Simona Baldelli: Die Rebellion der Alfonsina Strada
Montag, 20. September 2021
Was Frauen alles können
Alfonsina hat einen Traum: Radrennen fahren. Heute kein Problem, aber in der ersten Hälfte des 20. Jahrhunderts sehr wohl. Der Roman ist eine Hommage an die mutige, starke Frau, die ihr ganzes Leben um ihre Rechte kämpfte. Erfolgreich. Sie war die einzige Frau, die jemals am Giro d’Italia teilnahm.
Alfonsina
Alfonsa Maria Rosa Morini wurde 1891 in sehr ärmliche Verhältnisse hinein geboren. Der Vater ist ein armer Tagelöhner, die nie auf einen grünen Zweig kommen sollte, die Mutter gebiert jedes zweite Jahr ein Kind, in den anderen Jahren nimmt sie eine Waise als Amme auf. In der Hütte in der sie wohnen gibt es drei Betten: eines für die Eltern, eines für die Jungs und eines für die Mädchen. Die Kinder liegen Fuß an Kopf um etwas mehr Platz für die Schultern zu haben. Essen ist nie genug da. Virginia, die Mutter, versucht aus sehr wenig Irgendetwas zu kochen. Doch so ergeht es vielen zu dieser Zeit. Einmal arm, ist es kaum möglich daran etwas zu ändern. Es ist auch ein rein patriarchalisches Leben. Der Vater bestimmt, die Familie spurt.
Das erste Fahrrad
Eines Tages bekommt der Vater ein Fahrrad geschenkt. Er hofft damit besser bezahlte Jobs in etwas weiter enttfernten Orten zu bekommen Vielleicht in der nahe gelegenen Stadt Bologna? Die Kinder dürfen das Rad nicht berühren. Zu wertvoll. Doch eines Nachts überkommt es Alfonsina: sie steht auf, schnappt sich das Rad und bringt sich das Fahren selbst bei. Sie bekommt zwar Ärger, aber das ist es ihr wert. Bald findet sie als Teenager eine feste Stelle in Bologna und fährt jeden Tag mit dem Rad zur Arbeit. Die Mittagspause verbringt sie auf der nahegelegenen Trainingsstrecke für Rennrad-Fahrer. Sie wird dort meist ausgelacht, kann sie aber stilistisch einiges abgucken, ein paar der Männer helfen ihr auch. Sie ist Feuer und Flamme! Blad fährt sie die ersten kleinen Rennen mit. Dabei kommt ihr zugute, dass sie meist wegen ihrem androgynen Körperbau und den kurzen Haaren für einen Jungen gehalten wird.
**********
- Aufgabe 1:
Übertrage die Auflistung in eine Markdown-Tabelle mit den Spalten „Nr“ und „Zeile“, beginnend bei ihrer ersten Zeile und endend nach der Zeile mit „cell-start-time: 2018年03月04日 08:00“. Leere Zeilen lässt du weg.

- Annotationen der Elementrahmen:
**********
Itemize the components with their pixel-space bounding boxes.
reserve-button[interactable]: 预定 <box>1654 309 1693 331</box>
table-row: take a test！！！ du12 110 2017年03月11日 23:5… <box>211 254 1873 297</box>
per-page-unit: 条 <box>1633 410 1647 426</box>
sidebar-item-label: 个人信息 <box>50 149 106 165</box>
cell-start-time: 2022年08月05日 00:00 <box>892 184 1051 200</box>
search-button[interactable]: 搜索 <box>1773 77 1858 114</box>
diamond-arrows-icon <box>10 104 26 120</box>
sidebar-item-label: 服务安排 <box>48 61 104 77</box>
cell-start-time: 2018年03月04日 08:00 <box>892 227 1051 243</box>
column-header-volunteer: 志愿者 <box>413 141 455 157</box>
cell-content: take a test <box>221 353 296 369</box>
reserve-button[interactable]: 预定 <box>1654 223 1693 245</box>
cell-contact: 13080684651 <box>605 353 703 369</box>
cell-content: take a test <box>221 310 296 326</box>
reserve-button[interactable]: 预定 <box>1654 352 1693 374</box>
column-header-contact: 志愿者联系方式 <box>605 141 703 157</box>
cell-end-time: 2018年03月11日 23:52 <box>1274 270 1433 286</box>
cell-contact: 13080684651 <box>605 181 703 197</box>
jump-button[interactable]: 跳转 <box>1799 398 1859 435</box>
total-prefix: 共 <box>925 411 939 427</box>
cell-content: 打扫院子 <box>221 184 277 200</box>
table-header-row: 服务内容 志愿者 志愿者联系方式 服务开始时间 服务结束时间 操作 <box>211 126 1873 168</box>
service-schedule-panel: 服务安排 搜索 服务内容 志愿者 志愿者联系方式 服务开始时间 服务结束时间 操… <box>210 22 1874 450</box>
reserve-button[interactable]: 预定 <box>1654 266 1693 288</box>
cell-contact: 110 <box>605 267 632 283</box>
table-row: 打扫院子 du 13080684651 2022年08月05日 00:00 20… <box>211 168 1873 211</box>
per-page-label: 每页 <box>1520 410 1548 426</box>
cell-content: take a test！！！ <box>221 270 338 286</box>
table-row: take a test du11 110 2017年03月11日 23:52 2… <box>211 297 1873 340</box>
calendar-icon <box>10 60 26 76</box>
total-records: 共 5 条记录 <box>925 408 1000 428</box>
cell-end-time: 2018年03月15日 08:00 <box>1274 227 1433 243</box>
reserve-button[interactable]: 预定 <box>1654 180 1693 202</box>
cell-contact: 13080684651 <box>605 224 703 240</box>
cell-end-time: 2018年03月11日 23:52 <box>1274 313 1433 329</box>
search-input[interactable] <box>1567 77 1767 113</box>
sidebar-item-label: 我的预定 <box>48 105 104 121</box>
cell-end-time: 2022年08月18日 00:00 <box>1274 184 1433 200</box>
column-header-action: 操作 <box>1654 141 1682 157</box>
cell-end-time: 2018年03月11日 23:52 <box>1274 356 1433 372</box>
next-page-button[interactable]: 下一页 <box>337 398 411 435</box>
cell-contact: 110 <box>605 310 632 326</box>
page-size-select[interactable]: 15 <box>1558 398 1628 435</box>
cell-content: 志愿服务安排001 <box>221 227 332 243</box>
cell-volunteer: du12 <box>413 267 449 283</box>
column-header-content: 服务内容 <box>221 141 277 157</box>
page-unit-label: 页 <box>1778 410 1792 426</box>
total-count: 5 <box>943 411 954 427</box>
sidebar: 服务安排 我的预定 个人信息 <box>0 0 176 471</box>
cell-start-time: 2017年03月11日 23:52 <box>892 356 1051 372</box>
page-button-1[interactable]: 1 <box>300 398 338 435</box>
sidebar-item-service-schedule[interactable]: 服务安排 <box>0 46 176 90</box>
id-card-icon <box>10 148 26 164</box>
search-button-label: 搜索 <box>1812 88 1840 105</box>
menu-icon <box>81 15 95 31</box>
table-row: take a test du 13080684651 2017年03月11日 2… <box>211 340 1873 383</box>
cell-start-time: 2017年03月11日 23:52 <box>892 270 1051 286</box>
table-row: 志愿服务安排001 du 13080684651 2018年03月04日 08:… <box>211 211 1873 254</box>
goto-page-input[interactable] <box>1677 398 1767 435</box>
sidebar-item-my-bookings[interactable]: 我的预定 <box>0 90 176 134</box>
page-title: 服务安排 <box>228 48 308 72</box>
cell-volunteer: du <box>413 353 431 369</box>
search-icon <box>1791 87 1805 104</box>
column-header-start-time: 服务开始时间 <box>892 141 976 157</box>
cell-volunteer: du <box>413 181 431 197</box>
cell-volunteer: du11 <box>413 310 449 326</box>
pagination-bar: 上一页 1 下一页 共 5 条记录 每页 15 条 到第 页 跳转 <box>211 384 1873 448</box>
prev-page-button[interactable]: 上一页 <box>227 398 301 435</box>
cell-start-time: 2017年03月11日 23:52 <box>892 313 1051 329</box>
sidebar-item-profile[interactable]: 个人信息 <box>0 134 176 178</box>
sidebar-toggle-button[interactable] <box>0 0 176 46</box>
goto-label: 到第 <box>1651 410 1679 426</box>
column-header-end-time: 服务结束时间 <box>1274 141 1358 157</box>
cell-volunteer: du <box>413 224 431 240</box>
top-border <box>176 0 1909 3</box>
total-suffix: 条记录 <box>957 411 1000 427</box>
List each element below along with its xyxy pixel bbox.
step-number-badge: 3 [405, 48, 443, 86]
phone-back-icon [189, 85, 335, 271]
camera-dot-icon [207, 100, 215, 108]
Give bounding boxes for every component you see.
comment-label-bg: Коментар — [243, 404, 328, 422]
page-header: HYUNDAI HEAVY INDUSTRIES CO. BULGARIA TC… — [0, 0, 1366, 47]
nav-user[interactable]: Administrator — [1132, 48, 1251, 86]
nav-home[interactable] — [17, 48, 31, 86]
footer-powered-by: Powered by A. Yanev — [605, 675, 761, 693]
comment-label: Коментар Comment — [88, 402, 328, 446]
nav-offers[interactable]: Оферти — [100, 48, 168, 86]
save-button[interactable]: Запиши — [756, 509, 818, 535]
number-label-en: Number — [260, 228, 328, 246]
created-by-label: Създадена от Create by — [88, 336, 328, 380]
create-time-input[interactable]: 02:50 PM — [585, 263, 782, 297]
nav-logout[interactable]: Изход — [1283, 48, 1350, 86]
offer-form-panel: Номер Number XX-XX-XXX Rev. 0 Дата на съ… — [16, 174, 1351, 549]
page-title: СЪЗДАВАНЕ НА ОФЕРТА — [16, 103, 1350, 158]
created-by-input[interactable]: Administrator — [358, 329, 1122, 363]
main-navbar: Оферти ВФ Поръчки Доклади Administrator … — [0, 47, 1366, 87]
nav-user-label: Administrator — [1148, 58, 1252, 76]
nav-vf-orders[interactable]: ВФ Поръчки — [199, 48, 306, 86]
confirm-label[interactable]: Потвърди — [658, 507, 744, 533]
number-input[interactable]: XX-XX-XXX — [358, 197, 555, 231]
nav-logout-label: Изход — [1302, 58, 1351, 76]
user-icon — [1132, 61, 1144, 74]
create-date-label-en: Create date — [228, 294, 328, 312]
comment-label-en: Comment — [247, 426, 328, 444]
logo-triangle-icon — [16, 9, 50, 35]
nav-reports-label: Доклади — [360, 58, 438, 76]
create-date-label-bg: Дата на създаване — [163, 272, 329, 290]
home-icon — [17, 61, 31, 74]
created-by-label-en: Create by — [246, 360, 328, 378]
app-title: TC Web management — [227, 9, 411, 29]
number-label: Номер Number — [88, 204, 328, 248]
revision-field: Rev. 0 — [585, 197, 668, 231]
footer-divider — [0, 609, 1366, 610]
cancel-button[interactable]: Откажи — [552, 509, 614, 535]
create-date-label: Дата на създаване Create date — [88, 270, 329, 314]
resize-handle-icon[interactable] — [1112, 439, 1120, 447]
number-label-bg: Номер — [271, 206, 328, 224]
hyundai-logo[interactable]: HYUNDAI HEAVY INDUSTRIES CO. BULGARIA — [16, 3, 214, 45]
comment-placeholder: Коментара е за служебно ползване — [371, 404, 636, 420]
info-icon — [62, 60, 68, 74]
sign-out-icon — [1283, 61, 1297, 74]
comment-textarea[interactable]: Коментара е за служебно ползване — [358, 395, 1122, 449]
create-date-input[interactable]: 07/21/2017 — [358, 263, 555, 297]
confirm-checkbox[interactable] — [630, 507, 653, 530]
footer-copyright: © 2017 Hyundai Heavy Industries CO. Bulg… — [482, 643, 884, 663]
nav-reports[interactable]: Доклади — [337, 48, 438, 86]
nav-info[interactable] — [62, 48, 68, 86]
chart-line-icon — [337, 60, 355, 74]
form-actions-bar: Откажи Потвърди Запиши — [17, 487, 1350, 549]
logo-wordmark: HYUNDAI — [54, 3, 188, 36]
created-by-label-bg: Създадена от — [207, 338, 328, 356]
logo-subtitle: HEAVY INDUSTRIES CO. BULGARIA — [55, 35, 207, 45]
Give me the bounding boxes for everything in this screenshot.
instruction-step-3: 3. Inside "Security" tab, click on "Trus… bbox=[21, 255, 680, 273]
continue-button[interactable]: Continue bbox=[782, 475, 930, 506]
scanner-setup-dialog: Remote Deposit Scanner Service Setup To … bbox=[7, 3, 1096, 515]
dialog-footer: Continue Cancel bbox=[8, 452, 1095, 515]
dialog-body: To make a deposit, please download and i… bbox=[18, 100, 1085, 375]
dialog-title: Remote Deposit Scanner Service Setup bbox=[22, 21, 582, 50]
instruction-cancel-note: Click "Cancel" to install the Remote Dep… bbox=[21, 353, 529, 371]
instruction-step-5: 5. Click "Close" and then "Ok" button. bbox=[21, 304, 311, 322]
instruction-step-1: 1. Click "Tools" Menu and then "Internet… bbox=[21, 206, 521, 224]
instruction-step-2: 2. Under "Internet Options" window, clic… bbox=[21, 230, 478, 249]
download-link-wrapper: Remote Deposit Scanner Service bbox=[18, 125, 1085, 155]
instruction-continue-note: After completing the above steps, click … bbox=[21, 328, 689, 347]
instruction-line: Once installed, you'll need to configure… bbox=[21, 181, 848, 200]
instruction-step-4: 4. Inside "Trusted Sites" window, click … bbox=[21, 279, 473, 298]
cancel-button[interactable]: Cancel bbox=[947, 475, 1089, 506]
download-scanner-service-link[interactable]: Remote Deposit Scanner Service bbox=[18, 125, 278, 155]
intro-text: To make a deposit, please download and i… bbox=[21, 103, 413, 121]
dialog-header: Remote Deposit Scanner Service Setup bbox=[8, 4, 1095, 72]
**********
- Aufgabe 2:
Gib bitte den Abschnitt der Rezension wortgetreu wieder, der bei den Worten „Simona Baldelli: Die“ beginnt und nach „Giro d’Italia teilnahm.“ endet.

- Antwort 1:
| Nr | Zeile |
|---|---|
| 1 | Itemize the components with their pixel-space bounding boxes. |
| 2 | reserve-button[interactable]: 预定 <box>1654 309 1693 331</box> |
| 3 | table-row: take a test！！！ du12 110 2017年03月11日 23:5… <box>211 254 1873 297</box> |
| 4 | per-page-unit: 条 <box>1633 410 1647 426</box> |
| 5 | sidebar-item-label: 个人信息 <box>50 149 106 165</box> |
| 6 | cell-start-time: 2022年08月05日 00:00 <box>892 184 1051 200</box> |
| 7 | search-button[interactable]: 搜索 <box>1773 77 1858 114</box> |
| 8 | diamond-arrows-icon <box>10 104 26 120</box> |
| 9 | sidebar-item-label: 服务安排 <box>48 61 104 77</box> |
| 10 | cell-start-time: 2018年03月04日 08:00 <box>892 227 1051 243</box> |

- Antwort 2:
Simona Baldelli: Die Rebellion der Alfonsina Strada
Montag, 20. September 2021
Was Frauen alles können
Alfonsina hat einen Traum: Radrennen fahren. Heute kein Problem, aber in der ersten Hälfte des 20. Jahrhunderts sehr wohl. Der Roman ist eine Hommage an die mutige, starke Frau, die ihr ganzes Leben um ihre Rechte kämpfte. Erfolgreich. Sie war die einzige Frau, die jemals am Giro d’Italia teilnahm.